--- EXERCISE MATERIAL ---
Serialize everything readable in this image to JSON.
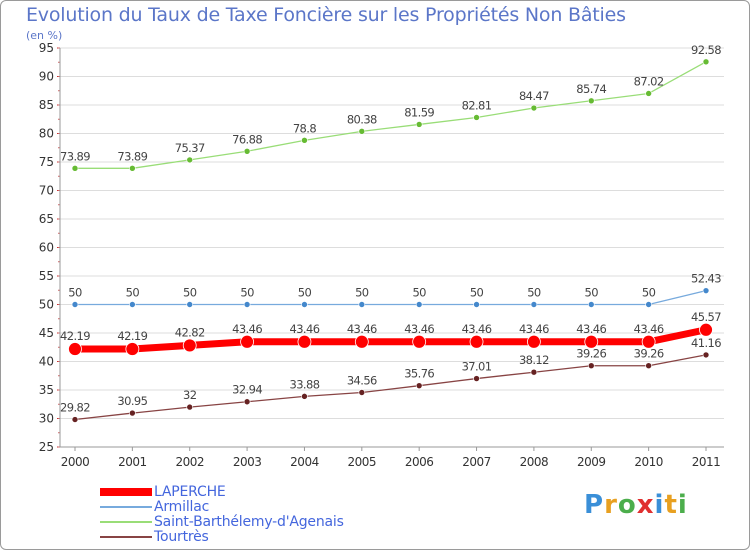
{
  "title": "Evolution du Taux de Taxe Foncière sur les Propriétés Non Bâties",
  "subtitle": "(en %)",
  "logo": [
    "P",
    "r",
    "o",
    "x",
    "i",
    "t",
    "i"
  ],
  "logo_colors": [
    "#3a8fd8",
    "#e8a020",
    "#4cae4c",
    "#e03030",
    "#3a8fd8",
    "#e8a020",
    "#4cae4c"
  ],
  "colors": {
    "axis": "#999999",
    "grid": "#dddddd",
    "tick_text": "#333333",
    "label_text": "#444444"
  },
  "chart_data": {
    "type": "line",
    "title": "Evolution du Taux de Taxe Foncière sur les Propriétés Non Bâties",
    "ylabel": "(en %)",
    "xlabel": "",
    "x": [
      "2000",
      "2001",
      "2002",
      "2003",
      "2004",
      "2005",
      "2006",
      "2007",
      "2008",
      "2009",
      "2010",
      "2011"
    ],
    "ylim": [
      25,
      95
    ],
    "yticks": [
      25,
      30,
      35,
      40,
      45,
      50,
      55,
      60,
      65,
      70,
      75,
      80,
      85,
      90,
      95
    ],
    "grid": "horizontal",
    "legend_position": "bottom-left",
    "series": [
      {
        "name": "LAPERCHE",
        "color": "#ff0000",
        "marker_color": "#ff0000",
        "values": [
          42.19,
          42.19,
          42.82,
          43.46,
          43.46,
          43.46,
          43.46,
          43.46,
          43.46,
          43.46,
          43.46,
          45.57
        ],
        "labels": [
          "42.19",
          "42.19",
          "42.82",
          "43.46",
          "43.46",
          "43.46",
          "43.46",
          "43.46",
          "43.46",
          "43.46",
          "43.46",
          "45.57"
        ]
      },
      {
        "name": "Armillac",
        "color": "#77aadd",
        "marker_color": "#4488cc",
        "values": [
          50,
          50,
          50,
          50,
          50,
          50,
          50,
          50,
          50,
          50,
          50,
          52.43
        ],
        "labels": [
          "50",
          "50",
          "50",
          "50",
          "50",
          "50",
          "50",
          "50",
          "50",
          "50",
          "50",
          "52.43"
        ]
      },
      {
        "name": "Saint-Barthélemy-d'Agenais",
        "color": "#99dd77",
        "marker_color": "#66bb33",
        "values": [
          73.89,
          73.89,
          75.37,
          76.88,
          78.8,
          80.38,
          81.59,
          82.81,
          84.47,
          85.74,
          87.02,
          92.58
        ],
        "labels": [
          "73.89",
          "73.89",
          "75.37",
          "76.88",
          "78.8",
          "80.38",
          "81.59",
          "82.81",
          "84.47",
          "85.74",
          "87.02",
          "92.58"
        ]
      },
      {
        "name": "Tourtrès",
        "color": "#884444",
        "marker_color": "#662222",
        "values": [
          29.82,
          30.95,
          32,
          32.94,
          33.88,
          34.56,
          35.76,
          37.01,
          38.12,
          39.26,
          39.26,
          41.16
        ],
        "labels": [
          "29.82",
          "30.95",
          "32",
          "32.94",
          "33.88",
          "34.56",
          "35.76",
          "37.01",
          "38.12",
          "39.26",
          "39.26",
          "41.16"
        ]
      }
    ]
  }
}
---
### WORK INSTRUCTIONS
Gather each line from the listing above that holds "Taxe".

### EXERCISE SOLUTION
  "title": "Evolution du Taux de Taxe Foncière sur les Propriétés Non Bâties",
    "title": "Evolution du Taux de Taxe Foncière sur les Propriétés Non Bâties",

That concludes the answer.